# [The exercise]
Can you output the records below exactly as they are written?

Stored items
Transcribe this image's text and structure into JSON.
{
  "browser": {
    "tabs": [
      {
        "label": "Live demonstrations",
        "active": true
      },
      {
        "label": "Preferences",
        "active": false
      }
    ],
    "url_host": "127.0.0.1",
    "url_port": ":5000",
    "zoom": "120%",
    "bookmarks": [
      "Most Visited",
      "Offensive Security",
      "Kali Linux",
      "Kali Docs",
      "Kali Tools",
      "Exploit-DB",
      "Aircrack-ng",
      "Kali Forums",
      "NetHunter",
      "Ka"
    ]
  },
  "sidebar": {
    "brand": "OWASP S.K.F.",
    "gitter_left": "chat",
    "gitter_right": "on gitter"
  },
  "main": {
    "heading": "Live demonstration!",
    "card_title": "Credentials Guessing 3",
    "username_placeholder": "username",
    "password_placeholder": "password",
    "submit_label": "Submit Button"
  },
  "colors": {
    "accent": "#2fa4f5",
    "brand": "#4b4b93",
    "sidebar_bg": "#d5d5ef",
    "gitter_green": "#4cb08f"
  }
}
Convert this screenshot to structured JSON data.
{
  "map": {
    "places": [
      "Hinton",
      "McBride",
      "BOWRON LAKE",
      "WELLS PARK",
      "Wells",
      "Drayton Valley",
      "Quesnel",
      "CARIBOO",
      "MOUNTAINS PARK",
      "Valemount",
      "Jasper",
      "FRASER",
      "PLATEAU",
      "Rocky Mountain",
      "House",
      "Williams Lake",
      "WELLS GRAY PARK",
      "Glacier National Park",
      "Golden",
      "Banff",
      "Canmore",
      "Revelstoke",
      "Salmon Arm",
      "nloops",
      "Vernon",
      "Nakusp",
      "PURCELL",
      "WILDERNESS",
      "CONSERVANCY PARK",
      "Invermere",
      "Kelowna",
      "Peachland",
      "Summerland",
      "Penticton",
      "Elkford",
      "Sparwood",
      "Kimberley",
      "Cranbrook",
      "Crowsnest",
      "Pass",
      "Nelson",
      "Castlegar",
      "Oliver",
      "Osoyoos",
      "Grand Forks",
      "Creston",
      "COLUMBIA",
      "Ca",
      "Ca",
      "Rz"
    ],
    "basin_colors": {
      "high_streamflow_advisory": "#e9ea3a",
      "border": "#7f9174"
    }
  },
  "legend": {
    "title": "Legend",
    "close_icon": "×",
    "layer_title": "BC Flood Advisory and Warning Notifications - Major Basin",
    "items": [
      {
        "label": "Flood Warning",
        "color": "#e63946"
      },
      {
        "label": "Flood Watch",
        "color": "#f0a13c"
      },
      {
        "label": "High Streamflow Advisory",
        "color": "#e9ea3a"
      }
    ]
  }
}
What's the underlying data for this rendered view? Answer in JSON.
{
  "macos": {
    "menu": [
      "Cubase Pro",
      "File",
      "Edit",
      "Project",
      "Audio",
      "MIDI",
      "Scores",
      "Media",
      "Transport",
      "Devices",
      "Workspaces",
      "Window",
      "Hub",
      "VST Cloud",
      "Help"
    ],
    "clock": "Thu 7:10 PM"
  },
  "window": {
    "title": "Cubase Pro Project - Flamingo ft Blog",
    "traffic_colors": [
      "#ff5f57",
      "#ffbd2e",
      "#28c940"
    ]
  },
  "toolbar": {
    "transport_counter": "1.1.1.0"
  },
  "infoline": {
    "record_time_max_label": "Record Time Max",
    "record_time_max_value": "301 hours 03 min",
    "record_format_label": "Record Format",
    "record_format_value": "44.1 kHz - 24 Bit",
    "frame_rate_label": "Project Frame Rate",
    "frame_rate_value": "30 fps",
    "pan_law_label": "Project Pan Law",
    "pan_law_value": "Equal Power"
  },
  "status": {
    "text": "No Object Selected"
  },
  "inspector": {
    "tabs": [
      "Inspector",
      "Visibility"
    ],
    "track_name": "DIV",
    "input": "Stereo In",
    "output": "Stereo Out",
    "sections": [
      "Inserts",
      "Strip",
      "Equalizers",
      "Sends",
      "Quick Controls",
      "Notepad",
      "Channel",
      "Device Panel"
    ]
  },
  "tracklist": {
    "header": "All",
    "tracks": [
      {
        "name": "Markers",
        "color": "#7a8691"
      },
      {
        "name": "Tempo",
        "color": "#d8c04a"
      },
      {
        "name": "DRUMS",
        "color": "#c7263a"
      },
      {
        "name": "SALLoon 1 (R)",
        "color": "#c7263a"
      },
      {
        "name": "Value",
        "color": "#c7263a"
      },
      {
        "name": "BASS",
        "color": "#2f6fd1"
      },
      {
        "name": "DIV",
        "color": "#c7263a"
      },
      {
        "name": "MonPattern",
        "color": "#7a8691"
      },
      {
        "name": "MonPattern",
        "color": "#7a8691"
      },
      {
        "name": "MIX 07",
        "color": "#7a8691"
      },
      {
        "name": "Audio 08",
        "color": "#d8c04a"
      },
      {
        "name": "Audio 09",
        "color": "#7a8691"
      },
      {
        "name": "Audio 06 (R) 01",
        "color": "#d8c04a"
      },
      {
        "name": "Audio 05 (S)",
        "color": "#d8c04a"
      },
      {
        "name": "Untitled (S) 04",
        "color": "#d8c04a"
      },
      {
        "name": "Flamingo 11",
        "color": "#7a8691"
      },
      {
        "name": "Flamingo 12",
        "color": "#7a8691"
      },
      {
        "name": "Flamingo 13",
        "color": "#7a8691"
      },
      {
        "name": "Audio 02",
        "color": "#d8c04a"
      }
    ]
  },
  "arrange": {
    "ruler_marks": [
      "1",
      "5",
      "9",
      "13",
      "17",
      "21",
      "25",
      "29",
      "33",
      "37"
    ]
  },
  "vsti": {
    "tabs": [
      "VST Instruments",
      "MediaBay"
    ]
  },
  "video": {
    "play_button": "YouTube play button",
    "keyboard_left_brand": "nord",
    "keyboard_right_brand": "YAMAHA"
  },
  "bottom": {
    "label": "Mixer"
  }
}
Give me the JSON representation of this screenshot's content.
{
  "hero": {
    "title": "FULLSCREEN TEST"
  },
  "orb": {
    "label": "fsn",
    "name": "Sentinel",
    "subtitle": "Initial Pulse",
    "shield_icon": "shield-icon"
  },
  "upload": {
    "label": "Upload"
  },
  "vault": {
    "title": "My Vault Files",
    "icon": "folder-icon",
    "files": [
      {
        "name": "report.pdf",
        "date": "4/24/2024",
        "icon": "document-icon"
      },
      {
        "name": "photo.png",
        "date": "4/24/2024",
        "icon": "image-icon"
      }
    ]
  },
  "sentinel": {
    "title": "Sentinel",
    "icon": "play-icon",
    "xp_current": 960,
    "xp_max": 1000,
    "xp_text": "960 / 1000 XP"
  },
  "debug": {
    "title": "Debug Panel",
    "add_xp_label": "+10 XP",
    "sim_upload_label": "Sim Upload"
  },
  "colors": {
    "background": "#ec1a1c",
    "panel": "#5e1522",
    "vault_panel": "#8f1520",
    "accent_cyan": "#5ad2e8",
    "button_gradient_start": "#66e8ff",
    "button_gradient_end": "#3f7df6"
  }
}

# [Answer to this exercise]
Transcribe this image's text and structure into JSON.
{
  "browser": {
    "tabs": [
      {
        "label": "Live demonstrations",
        "active": true
      },
      {
        "label": "Preferences",
        "active": false
      }
    ],
    "url_host": "127.0.0.1",
    "url_port": ":5000",
    "zoom": "120%",
    "bookmarks": [
      "Most Visited",
      "Offensive Security",
      "Kali Linux",
      "Kali Docs",
      "Kali Tools",
      "Exploit-DB",
      "Aircrack-ng",
      "Kali Forums",
      "NetHunter",
      "Ka"
    ]
  },
  "sidebar": {
    "brand": "OWASP S.K.F.",
    "gitter_left": "chat",
    "gitter_right": "on gitter"
  },
  "main": {
    "heading": "Live demonstration!",
    "card_title": "Credentials Guessing 3",
    "username_placeholder": "username",
    "password_placeholder": "password",
    "submit_label": "Submit Button"
  },
  "colors": {
    "accent": "#2fa4f5",
    "brand": "#4b4b93",
    "sidebar_bg": "#d5d5ef",
    "gitter_green": "#4cb08f"
  }
}
Convert this screenshot to structured JSON data.
{
  "map": {
    "places": [
      "Hinton",
      "McBride",
      "BOWRON LAKE",
      "WELLS PARK",
      "Wells",
      "Drayton Valley",
      "Quesnel",
      "CARIBOO",
      "MOUNTAINS PARK",
      "Valemount",
      "Jasper",
      "FRASER",
      "PLATEAU",
      "Rocky Mountain",
      "House",
      "Williams Lake",
      "WELLS GRAY PARK",
      "Glacier National Park",
      "Golden",
      "Banff",
      "Canmore",
      "Revelstoke",
      "Salmon Arm",
      "nloops",
      "Vernon",
      "Nakusp",
      "PURCELL",
      "WILDERNESS",
      "CONSERVANCY PARK",
      "Invermere",
      "Kelowna",
      "Peachland",
      "Summerland",
      "Penticton",
      "Elkford",
      "Sparwood",
      "Kimberley",
      "Cranbrook",
      "Crowsnest",
      "Pass",
      "Nelson",
      "Castlegar",
      "Oliver",
      "Osoyoos",
      "Grand Forks",
      "Creston",
      "COLUMBIA",
      "Ca",
      "Ca",
      "Rz"
    ],
    "basin_colors": {
      "high_streamflow_advisory": "#e9ea3a",
      "border": "#7f9174"
    }
  },
  "legend": {
    "title": "Legend",
    "close_icon": "×",
    "layer_title": "BC Flood Advisory and Warning Notifications - Major Basin",
    "items": [
      {
        "label": "Flood Warning",
        "color": "#e63946"
      },
      {
        "label": "Flood Watch",
        "color": "#f0a13c"
      },
      {
        "label": "High Streamflow Advisory",
        "color": "#e9ea3a"
      }
    ]
  }
}
What's the underlying data for this rendered view? Answer in JSON.
{
  "macos": {
    "menu": [
      "Cubase Pro",
      "File",
      "Edit",
      "Project",
      "Audio",
      "MIDI",
      "Scores",
      "Media",
      "Transport",
      "Devices",
      "Workspaces",
      "Window",
      "Hub",
      "VST Cloud",
      "Help"
    ],
    "clock": "Thu 7:10 PM"
  },
  "window": {
    "title": "Cubase Pro Project - Flamingo ft Blog",
    "traffic_colors": [
      "#ff5f57",
      "#ffbd2e",
      "#28c940"
    ]
  },
  "toolbar": {
    "transport_counter": "1.1.1.0"
  },
  "infoline": {
    "record_time_max_label": "Record Time Max",
    "record_time_max_value": "301 hours 03 min",
    "record_format_label": "Record Format",
    "record_format_value": "44.1 kHz - 24 Bit",
    "frame_rate_label": "Project Frame Rate",
    "frame_rate_value": "30 fps",
    "pan_law_label": "Project Pan Law",
    "pan_law_value": "Equal Power"
  },
  "status": {
    "text": "No Object Selected"
  },
  "inspector": {
    "tabs": [
      "Inspector",
      "Visibility"
    ],
    "track_name": "DIV",
    "input": "Stereo In",
    "output": "Stereo Out",
    "sections": [
      "Inserts",
      "Strip",
      "Equalizers",
      "Sends",
      "Quick Controls",
      "Notepad",
      "Channel",
      "Device Panel"
    ]
  },
  "tracklist": {
    "header": "All",
    "tracks": [
      {
        "name": "Markers",
        "color": "#7a8691"
      },
      {
        "name": "Tempo",
        "color": "#d8c04a"
      },
      {
        "name": "DRUMS",
        "color": "#c7263a"
      },
      {
        "name": "SALLoon 1 (R)",
        "color": "#c7263a"
      },
      {
        "name": "Value",
        "color": "#c7263a"
      },
      {
        "name": "BASS",
        "color": "#2f6fd1"
      },
      {
        "name": "DIV",
        "color": "#c7263a"
      },
      {
        "name": "MonPattern",
        "color": "#7a8691"
      },
      {
        "name": "MonPattern",
        "color": "#7a8691"
      },
      {
        "name": "MIX 07",
        "color": "#7a8691"
      },
      {
        "name": "Audio 08",
        "color": "#d8c04a"
      },
      {
        "name": "Audio 09",
        "color": "#7a8691"
      },
      {
        "name": "Audio 06 (R) 01",
        "color": "#d8c04a"
      },
      {
        "name": "Audio 05 (S)",
        "color": "#d8c04a"
      },
      {
        "name": "Untitled (S) 04",
        "color": "#d8c04a"
      },
      {
        "name": "Flamingo 11",
        "color": "#7a8691"
      },
      {
        "name": "Flamingo 12",
        "color": "#7a8691"
      },
      {
        "name": "Flamingo 13",
        "color": "#7a8691"
      },
      {
        "name": "Audio 02",
        "color": "#d8c04a"
      }
    ]
  },
  "arrange": {
    "ruler_marks": [
      "1",
      "5",
      "9",
      "13",
      "17",
      "21",
      "25",
      "29",
      "33",
      "37"
    ]
  },
  "vsti": {
    "tabs": [
      "VST Instruments",
      "MediaBay"
    ]
  },
  "video": {
    "play_button": "YouTube play button",
    "keyboard_left_brand": "nord",
    "keyboard_right_brand": "YAMAHA"
  },
  "bottom": {
    "label": "Mixer"
  }
}
Give me the JSON representation of this screenshot's content.
{
  "hero": {
    "title": "FULLSCREEN TEST"
  },
  "orb": {
    "label": "fsn",
    "name": "Sentinel",
    "subtitle": "Initial Pulse",
    "shield_icon": "shield-icon"
  },
  "upload": {
    "label": "Upload"
  },
  "vault": {
    "title": "My Vault Files",
    "icon": "folder-icon",
    "files": [
      {
        "name": "report.pdf",
        "date": "4/24/2024",
        "icon": "document-icon"
      },
      {
        "name": "photo.png",
        "date": "4/24/2024",
        "icon": "image-icon"
      }
    ]
  },
  "sentinel": {
    "title": "Sentinel",
    "icon": "play-icon",
    "xp_current": 960,
    "xp_max": 1000,
    "xp_text": "960 / 1000 XP"
  },
  "debug": {
    "title": "Debug Panel",
    "add_xp_label": "+10 XP",
    "sim_upload_label": "Sim Upload"
  },
  "colors": {
    "background": "#ec1a1c",
    "panel": "#5e1522",
    "vault_panel": "#8f1520",
    "accent_cyan": "#5ad2e8",
    "button_gradient_start": "#66e8ff",
    "button_gradient_end": "#3f7df6"
  }
}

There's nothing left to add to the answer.